Given request >>
Copy every line of the material below without any changes.

Page element annotations:
========
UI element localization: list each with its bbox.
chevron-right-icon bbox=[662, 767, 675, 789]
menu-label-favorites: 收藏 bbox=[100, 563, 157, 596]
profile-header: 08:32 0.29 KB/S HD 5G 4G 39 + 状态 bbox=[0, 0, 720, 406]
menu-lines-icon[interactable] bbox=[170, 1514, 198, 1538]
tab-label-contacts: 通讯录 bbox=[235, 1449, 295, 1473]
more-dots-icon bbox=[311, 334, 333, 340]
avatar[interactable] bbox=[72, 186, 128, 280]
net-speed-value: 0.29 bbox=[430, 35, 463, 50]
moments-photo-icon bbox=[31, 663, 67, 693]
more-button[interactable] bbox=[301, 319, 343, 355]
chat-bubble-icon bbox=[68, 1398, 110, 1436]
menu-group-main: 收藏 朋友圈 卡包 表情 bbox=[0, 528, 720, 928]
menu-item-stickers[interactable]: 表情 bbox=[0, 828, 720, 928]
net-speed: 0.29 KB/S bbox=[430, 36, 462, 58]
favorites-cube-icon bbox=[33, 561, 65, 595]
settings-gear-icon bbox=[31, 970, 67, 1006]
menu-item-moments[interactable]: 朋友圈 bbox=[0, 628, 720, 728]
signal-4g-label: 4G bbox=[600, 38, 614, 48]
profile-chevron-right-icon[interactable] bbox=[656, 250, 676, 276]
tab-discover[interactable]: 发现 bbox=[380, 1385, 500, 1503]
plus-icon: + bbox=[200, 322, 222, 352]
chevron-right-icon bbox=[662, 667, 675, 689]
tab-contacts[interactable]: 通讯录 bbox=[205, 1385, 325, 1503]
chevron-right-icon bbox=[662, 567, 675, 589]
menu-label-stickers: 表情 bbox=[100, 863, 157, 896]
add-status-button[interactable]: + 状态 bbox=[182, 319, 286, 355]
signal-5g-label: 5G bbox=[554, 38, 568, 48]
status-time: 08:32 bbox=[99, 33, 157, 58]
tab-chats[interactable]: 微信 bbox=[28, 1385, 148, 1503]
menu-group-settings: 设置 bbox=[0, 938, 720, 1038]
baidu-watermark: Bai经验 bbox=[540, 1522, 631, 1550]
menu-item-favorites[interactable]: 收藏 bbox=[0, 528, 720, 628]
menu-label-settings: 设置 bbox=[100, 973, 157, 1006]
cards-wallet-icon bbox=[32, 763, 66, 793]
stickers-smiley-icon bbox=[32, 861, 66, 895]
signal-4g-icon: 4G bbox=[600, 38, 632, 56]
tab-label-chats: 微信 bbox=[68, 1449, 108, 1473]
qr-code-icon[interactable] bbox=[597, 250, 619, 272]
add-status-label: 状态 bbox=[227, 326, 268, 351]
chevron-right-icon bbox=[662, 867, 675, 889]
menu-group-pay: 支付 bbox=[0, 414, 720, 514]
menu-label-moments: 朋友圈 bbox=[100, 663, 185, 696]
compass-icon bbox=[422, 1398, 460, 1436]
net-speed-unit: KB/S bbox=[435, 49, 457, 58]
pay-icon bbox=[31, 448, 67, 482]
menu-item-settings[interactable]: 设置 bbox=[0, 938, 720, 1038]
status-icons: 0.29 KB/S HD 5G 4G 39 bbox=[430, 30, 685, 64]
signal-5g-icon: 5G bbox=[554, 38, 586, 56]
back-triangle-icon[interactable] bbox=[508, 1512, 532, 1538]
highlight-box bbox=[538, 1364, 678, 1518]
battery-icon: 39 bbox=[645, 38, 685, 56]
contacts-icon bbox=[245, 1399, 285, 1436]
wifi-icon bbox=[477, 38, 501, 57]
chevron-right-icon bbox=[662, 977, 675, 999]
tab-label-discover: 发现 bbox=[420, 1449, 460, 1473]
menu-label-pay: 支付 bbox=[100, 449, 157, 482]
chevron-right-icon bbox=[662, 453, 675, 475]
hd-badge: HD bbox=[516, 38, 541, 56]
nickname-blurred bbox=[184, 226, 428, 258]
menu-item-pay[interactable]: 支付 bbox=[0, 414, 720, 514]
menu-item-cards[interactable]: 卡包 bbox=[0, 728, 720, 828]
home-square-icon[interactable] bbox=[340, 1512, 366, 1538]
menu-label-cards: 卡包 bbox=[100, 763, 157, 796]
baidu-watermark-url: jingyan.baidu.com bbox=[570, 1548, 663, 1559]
========
Full response >>
UI element localization: list each with its bbox.
chevron-right-icon bbox=[662, 767, 675, 789]
menu-label-favorites: 收藏 bbox=[100, 563, 157, 596]
profile-header: 08:32 0.29 KB/S HD 5G 4G 39 + 状态 bbox=[0, 0, 720, 406]
menu-lines-icon[interactable] bbox=[170, 1514, 198, 1538]
tab-label-contacts: 通讯录 bbox=[235, 1449, 295, 1473]
more-dots-icon bbox=[311, 334, 333, 340]
avatar[interactable] bbox=[72, 186, 128, 280]
net-speed-value: 0.29 bbox=[430, 35, 463, 50]
moments-photo-icon bbox=[31, 663, 67, 693]
more-button[interactable] bbox=[301, 319, 343, 355]
chat-bubble-icon bbox=[68, 1398, 110, 1436]
menu-group-main: 收藏 朋友圈 卡包 表情 bbox=[0, 528, 720, 928]
menu-item-stickers[interactable]: 表情 bbox=[0, 828, 720, 928]
net-speed: 0.29 KB/S bbox=[430, 36, 462, 58]
favorites-cube-icon bbox=[33, 561, 65, 595]
settings-gear-icon bbox=[31, 970, 67, 1006]
menu-item-moments[interactable]: 朋友圈 bbox=[0, 628, 720, 728]
signal-4g-label: 4G bbox=[600, 38, 614, 48]
profile-chevron-right-icon[interactable] bbox=[656, 250, 676, 276]
tab-discover[interactable]: 发现 bbox=[380, 1385, 500, 1503]
plus-icon: + bbox=[200, 322, 222, 352]
chevron-right-icon bbox=[662, 667, 675, 689]
tab-contacts[interactable]: 通讯录 bbox=[205, 1385, 325, 1503]
chevron-right-icon bbox=[662, 567, 675, 589]
menu-label-stickers: 表情 bbox=[100, 863, 157, 896]
add-status-button[interactable]: + 状态 bbox=[182, 319, 286, 355]
signal-5g-label: 5G bbox=[554, 38, 568, 48]
status-time: 08:32 bbox=[99, 33, 157, 58]
tab-chats[interactable]: 微信 bbox=[28, 1385, 148, 1503]
menu-group-settings: 设置 bbox=[0, 938, 720, 1038]
baidu-watermark: Bai经验 bbox=[540, 1522, 631, 1550]
menu-item-favorites[interactable]: 收藏 bbox=[0, 528, 720, 628]
menu-label-settings: 设置 bbox=[100, 973, 157, 1006]
cards-wallet-icon bbox=[32, 763, 66, 793]
stickers-smiley-icon bbox=[32, 861, 66, 895]
signal-4g-icon: 4G bbox=[600, 38, 632, 56]
tab-label-chats: 微信 bbox=[68, 1449, 108, 1473]
qr-code-icon[interactable] bbox=[597, 250, 619, 272]
add-status-label: 状态 bbox=[227, 326, 268, 351]
chevron-right-icon bbox=[662, 867, 675, 889]
menu-group-pay: 支付 bbox=[0, 414, 720, 514]
menu-label-moments: 朋友圈 bbox=[100, 663, 185, 696]
compass-icon bbox=[422, 1398, 460, 1436]
net-speed-unit: KB/S bbox=[435, 49, 457, 58]
pay-icon bbox=[31, 448, 67, 482]
menu-item-settings[interactable]: 设置 bbox=[0, 938, 720, 1038]
status-icons: 0.29 KB/S HD 5G 4G 39 bbox=[430, 30, 685, 64]
signal-5g-icon: 5G bbox=[554, 38, 586, 56]
back-triangle-icon[interactable] bbox=[508, 1512, 532, 1538]
highlight-box bbox=[538, 1364, 678, 1518]
battery-icon: 39 bbox=[645, 38, 685, 56]
contacts-icon bbox=[245, 1399, 285, 1436]
wifi-icon bbox=[477, 38, 501, 57]
chevron-right-icon bbox=[662, 977, 675, 999]
tab-label-discover: 发现 bbox=[420, 1449, 460, 1473]
menu-label-pay: 支付 bbox=[100, 449, 157, 482]
chevron-right-icon bbox=[662, 453, 675, 475]
hd-badge: HD bbox=[516, 38, 541, 56]
nickname-blurred bbox=[184, 226, 428, 258]
menu-item-pay[interactable]: 支付 bbox=[0, 414, 720, 514]
menu-item-cards[interactable]: 卡包 bbox=[0, 728, 720, 828]
home-square-icon[interactable] bbox=[340, 1512, 366, 1538]
menu-label-cards: 卡包 bbox=[100, 763, 157, 796]
baidu-watermark-url: jingyan.baidu.com bbox=[570, 1548, 663, 1559]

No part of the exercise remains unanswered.